** start RECORDS SHOWN **

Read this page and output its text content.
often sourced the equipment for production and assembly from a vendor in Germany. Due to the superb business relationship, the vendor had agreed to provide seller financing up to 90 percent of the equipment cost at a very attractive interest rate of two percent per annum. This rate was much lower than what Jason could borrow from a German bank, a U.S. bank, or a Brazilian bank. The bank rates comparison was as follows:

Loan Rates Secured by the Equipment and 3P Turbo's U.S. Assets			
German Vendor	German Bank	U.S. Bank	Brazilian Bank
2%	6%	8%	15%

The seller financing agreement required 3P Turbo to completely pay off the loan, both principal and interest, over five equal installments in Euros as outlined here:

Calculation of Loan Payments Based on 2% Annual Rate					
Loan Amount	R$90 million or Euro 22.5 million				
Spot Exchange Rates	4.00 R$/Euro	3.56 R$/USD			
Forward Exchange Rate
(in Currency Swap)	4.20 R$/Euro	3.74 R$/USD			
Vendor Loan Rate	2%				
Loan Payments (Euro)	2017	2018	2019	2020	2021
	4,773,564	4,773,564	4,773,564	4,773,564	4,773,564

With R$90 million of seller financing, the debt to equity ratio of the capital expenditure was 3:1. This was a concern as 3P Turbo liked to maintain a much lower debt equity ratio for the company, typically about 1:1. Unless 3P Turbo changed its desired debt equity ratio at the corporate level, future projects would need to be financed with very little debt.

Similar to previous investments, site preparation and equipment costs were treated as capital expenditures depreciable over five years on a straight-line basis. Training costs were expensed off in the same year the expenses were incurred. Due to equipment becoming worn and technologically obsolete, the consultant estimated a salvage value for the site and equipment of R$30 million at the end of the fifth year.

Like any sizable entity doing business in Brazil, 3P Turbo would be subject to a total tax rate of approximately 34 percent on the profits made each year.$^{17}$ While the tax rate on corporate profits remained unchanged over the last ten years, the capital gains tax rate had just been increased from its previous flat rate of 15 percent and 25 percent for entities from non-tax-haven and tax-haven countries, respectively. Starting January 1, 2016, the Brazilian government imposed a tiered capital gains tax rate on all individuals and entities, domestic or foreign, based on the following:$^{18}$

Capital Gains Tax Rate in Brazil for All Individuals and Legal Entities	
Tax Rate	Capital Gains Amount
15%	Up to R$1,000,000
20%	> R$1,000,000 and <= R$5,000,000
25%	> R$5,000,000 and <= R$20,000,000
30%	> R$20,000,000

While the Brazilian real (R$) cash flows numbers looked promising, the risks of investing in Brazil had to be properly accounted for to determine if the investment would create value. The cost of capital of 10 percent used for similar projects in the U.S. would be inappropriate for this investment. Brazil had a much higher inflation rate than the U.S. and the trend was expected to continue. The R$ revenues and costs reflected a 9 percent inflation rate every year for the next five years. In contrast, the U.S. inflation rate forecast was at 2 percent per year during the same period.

** end RECORDS SHOWN **

## WRITTEN TASK:
Word for word, restate all of the data shown above.

## SOLUTION:
Read this page and output its text content.
often sourced the equipment for production and assembly from a vendor in Germany. Due to the superb business relationship, the vendor had agreed to provide seller financing up to 90 percent of the equipment cost at a very attractive interest rate of two percent per annum. This rate was much lower than what Jason could borrow from a German bank, a U.S. bank, or a Brazilian bank. The bank rates comparison was as follows:

Loan Rates Secured by the Equipment and 3P Turbo's U.S. Assets			
German Vendor	German Bank	U.S. Bank	Brazilian Bank
2%	6%	8%	15%

The seller financing agreement required 3P Turbo to completely pay off the loan, both principal and interest, over five equal installments in Euros as outlined here:

Calculation of Loan Payments Based on 2% Annual Rate					
Loan Amount	R$90 million or Euro 22.5 million				
Spot Exchange Rates	4.00 R$/Euro	3.56 R$/USD			
Forward Exchange Rate
(in Currency Swap)	4.20 R$/Euro	3.74 R$/USD			
Vendor Loan Rate	2%				
Loan Payments (Euro)	2017	2018	2019	2020	2021
	4,773,564	4,773,564	4,773,564	4,773,564	4,773,564

With R$90 million of seller financing, the debt to equity ratio of the capital expenditure was 3:1. This was a concern as 3P Turbo liked to maintain a much lower debt equity ratio for the company, typically about 1:1. Unless 3P Turbo changed its desired debt equity ratio at the corporate level, future projects would need to be financed with very little debt.

Similar to previous investments, site preparation and equipment costs were treated as capital expenditures depreciable over five years on a straight-line basis. Training costs were expensed off in the same year the expenses were incurred. Due to equipment becoming worn and technologically obsolete, the consultant estimated a salvage value for the site and equipment of R$30 million at the end of the fifth year.

Like any sizable entity doing business in Brazil, 3P Turbo would be subject to a total tax rate of approximately 34 percent on the profits made each year.$^{17}$ While the tax rate on corporate profits remained unchanged over the last ten years, the capital gains tax rate had just been increased from its previous flat rate of 15 percent and 25 percent for entities from non-tax-haven and tax-haven countries, respectively. Starting January 1, 2016, the Brazilian government imposed a tiered capital gains tax rate on all individuals and entities, domestic or foreign, based on the following:$^{18}$

Capital Gains Tax Rate in Brazil for All Individuals and Legal Entities	
Tax Rate	Capital Gains Amount
15%	Up to R$1,000,000
20%	> R$1,000,000 and <= R$5,000,000
25%	> R$5,000,000 and <= R$20,000,000
30%	> R$20,000,000

While the Brazilian real (R$) cash flows numbers looked promising, the risks of investing in Brazil had to be properly accounted for to determine if the investment would create value. The cost of capital of 10 percent used for similar projects in the U.S. would be inappropriate for this investment. Brazil had a much higher inflation rate than the U.S. and the trend was expected to continue. The R$ revenues and costs reflected a 9 percent inflation rate every year for the next five years. In contrast, the U.S. inflation rate forecast was at 2 percent per year during the same period.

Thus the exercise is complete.